Data records:
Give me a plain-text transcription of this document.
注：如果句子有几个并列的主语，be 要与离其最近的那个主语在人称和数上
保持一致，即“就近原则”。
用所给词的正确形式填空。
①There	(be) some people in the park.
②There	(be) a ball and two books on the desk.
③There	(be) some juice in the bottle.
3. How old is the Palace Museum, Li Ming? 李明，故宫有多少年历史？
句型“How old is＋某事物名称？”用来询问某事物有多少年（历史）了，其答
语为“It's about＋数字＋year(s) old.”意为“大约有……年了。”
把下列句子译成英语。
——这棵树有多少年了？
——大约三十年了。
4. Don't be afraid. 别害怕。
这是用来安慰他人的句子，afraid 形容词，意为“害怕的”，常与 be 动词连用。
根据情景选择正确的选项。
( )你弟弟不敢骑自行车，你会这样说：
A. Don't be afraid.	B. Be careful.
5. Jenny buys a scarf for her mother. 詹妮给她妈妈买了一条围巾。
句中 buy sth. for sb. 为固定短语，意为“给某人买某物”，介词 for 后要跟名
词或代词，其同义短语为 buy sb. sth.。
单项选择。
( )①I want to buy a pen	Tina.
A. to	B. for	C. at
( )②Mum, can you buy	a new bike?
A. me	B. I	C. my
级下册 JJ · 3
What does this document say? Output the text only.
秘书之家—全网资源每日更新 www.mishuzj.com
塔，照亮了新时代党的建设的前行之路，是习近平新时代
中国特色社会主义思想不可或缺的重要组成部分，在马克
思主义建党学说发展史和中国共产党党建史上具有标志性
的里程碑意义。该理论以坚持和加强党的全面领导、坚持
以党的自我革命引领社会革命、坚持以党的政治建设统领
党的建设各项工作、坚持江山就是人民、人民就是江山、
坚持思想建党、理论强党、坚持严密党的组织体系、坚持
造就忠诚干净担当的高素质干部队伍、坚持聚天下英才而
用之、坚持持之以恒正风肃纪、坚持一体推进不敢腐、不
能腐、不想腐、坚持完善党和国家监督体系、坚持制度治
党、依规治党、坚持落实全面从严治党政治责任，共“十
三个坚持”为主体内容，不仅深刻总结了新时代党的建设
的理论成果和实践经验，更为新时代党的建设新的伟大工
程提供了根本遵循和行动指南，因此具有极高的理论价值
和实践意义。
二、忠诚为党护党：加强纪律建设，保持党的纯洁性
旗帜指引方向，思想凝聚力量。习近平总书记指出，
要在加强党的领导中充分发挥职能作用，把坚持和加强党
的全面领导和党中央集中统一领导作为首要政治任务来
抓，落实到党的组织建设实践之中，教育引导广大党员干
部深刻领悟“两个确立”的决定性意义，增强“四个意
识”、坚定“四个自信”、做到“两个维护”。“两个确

DIRECTIVE. Give only a number: how many lines of the data hold the string "some"?

SOLUTION. 2